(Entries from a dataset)
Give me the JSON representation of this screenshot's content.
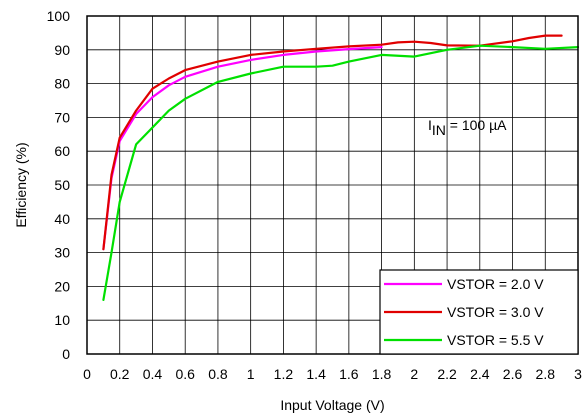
{
  "chart_data": {
    "type": "line",
    "xlabel": "Input Voltage (V)",
    "ylabel": "Efficiency (%)",
    "xlim": [
      0,
      3
    ],
    "ylim": [
      0,
      100
    ],
    "x_ticks": [
      0,
      0.2,
      0.4,
      0.6,
      0.8,
      1,
      1.2,
      1.4,
      1.6,
      1.8,
      2,
      2.2,
      2.4,
      2.6,
      2.8,
      3
    ],
    "x_tick_labels": [
      "0",
      "0.2",
      "0.4",
      "0.6",
      "0.8",
      "1",
      "1.2",
      "1.4",
      "1.6",
      "1.8",
      "2",
      "2.2",
      "2.4",
      "2.6",
      "2.8",
      "3"
    ],
    "y_ticks": [
      0,
      10,
      20,
      30,
      40,
      50,
      60,
      70,
      80,
      90,
      100
    ],
    "y_tick_labels": [
      "0",
      "10",
      "20",
      "30",
      "40",
      "50",
      "60",
      "70",
      "80",
      "90",
      "100"
    ],
    "grid": true,
    "legend_position": "bottom-right",
    "annotation": {
      "main": "I",
      "sub": "IN",
      "rest": " = 100 µA"
    },
    "series": [
      {
        "name": "VSTOR = 2.0 V",
        "color": "#ff00ff",
        "x": [
          0.1,
          0.15,
          0.2,
          0.3,
          0.4,
          0.5,
          0.6,
          0.8,
          1.0,
          1.2,
          1.4,
          1.6,
          1.8
        ],
        "y": [
          31,
          52,
          63,
          71,
          76,
          79.5,
          82,
          85,
          87,
          88.5,
          89.5,
          90.2,
          90.8
        ]
      },
      {
        "name": "VSTOR = 3.0 V",
        "color": "#e00000",
        "x": [
          0.1,
          0.15,
          0.2,
          0.3,
          0.4,
          0.5,
          0.6,
          0.8,
          1.0,
          1.2,
          1.4,
          1.6,
          1.8,
          1.9,
          2.0,
          2.1,
          2.2,
          2.4,
          2.6,
          2.7,
          2.8,
          2.9
        ],
        "y": [
          31,
          53,
          64,
          72,
          78.5,
          81.5,
          84,
          86.5,
          88.5,
          89.5,
          90.3,
          91,
          91.5,
          92.2,
          92.4,
          92,
          91.3,
          91.2,
          92.5,
          93.5,
          94.2,
          94.2
        ]
      },
      {
        "name": "VSTOR = 5.5 V",
        "color": "#00e000",
        "x": [
          0.1,
          0.15,
          0.2,
          0.3,
          0.4,
          0.5,
          0.6,
          0.8,
          1.0,
          1.2,
          1.4,
          1.5,
          1.6,
          1.8,
          2.0,
          2.2,
          2.4,
          2.6,
          2.8,
          3.0
        ],
        "y": [
          16,
          30,
          45,
          62,
          67,
          72,
          75.5,
          80.5,
          83,
          85,
          85,
          85.3,
          86.5,
          88.5,
          88,
          90,
          91.2,
          90.8,
          90.3,
          90.8
        ]
      }
    ]
  }
}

[TASK PROMPT] Give only the number of lines in the material above that hold the word "VSTOR".

[OUTPUT OF THE EXERCISE] 3